Figure record extracts

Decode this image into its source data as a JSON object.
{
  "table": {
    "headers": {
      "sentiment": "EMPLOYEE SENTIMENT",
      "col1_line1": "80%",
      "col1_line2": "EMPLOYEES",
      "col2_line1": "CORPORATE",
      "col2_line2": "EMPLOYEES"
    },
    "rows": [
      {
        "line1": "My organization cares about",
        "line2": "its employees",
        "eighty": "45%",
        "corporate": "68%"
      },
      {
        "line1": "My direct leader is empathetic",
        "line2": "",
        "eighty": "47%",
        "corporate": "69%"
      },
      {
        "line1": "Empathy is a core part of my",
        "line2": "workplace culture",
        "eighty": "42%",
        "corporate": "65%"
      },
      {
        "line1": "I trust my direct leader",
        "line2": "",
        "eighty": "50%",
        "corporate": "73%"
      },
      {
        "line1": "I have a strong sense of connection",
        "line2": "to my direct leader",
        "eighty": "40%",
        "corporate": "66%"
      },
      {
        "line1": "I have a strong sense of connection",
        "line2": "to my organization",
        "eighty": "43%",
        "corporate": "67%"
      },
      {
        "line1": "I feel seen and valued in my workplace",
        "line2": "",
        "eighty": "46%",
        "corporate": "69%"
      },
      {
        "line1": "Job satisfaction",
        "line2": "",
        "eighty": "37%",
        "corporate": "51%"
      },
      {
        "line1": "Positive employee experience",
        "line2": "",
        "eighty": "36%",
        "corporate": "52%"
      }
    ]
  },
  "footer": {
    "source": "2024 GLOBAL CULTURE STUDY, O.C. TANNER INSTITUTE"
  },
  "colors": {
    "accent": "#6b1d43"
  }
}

## Aim of the exercise
Take the listing above and write it out again exactly.

## Correct result
Decode this image into its source data as a JSON object.
{
  "table": {
    "headers": {
      "sentiment": "EMPLOYEE SENTIMENT",
      "col1_line1": "80%",
      "col1_line2": "EMPLOYEES",
      "col2_line1": "CORPORATE",
      "col2_line2": "EMPLOYEES"
    },
    "rows": [
      {
        "line1": "My organization cares about",
        "line2": "its employees",
        "eighty": "45%",
        "corporate": "68%"
      },
      {
        "line1": "My direct leader is empathetic",
        "line2": "",
        "eighty": "47%",
        "corporate": "69%"
      },
      {
        "line1": "Empathy is a core part of my",
        "line2": "workplace culture",
        "eighty": "42%",
        "corporate": "65%"
      },
      {
        "line1": "I trust my direct leader",
        "line2": "",
        "eighty": "50%",
        "corporate": "73%"
      },
      {
        "line1": "I have a strong sense of connection",
        "line2": "to my direct leader",
        "eighty": "40%",
        "corporate": "66%"
      },
      {
        "line1": "I have a strong sense of connection",
        "line2": "to my organization",
        "eighty": "43%",
        "corporate": "67%"
      },
      {
        "line1": "I feel seen and valued in my workplace",
        "line2": "",
        "eighty": "46%",
        "corporate": "69%"
      },
      {
        "line1": "Job satisfaction",
        "line2": "",
        "eighty": "37%",
        "corporate": "51%"
      },
      {
        "line1": "Positive employee experience",
        "line2": "",
        "eighty": "36%",
        "corporate": "52%"
      }
    ]
  },
  "footer": {
    "source": "2024 GLOBAL CULTURE STUDY, O.C. TANNER INSTITUTE"
  },
  "colors": {
    "accent": "#6b1d43"
  }
}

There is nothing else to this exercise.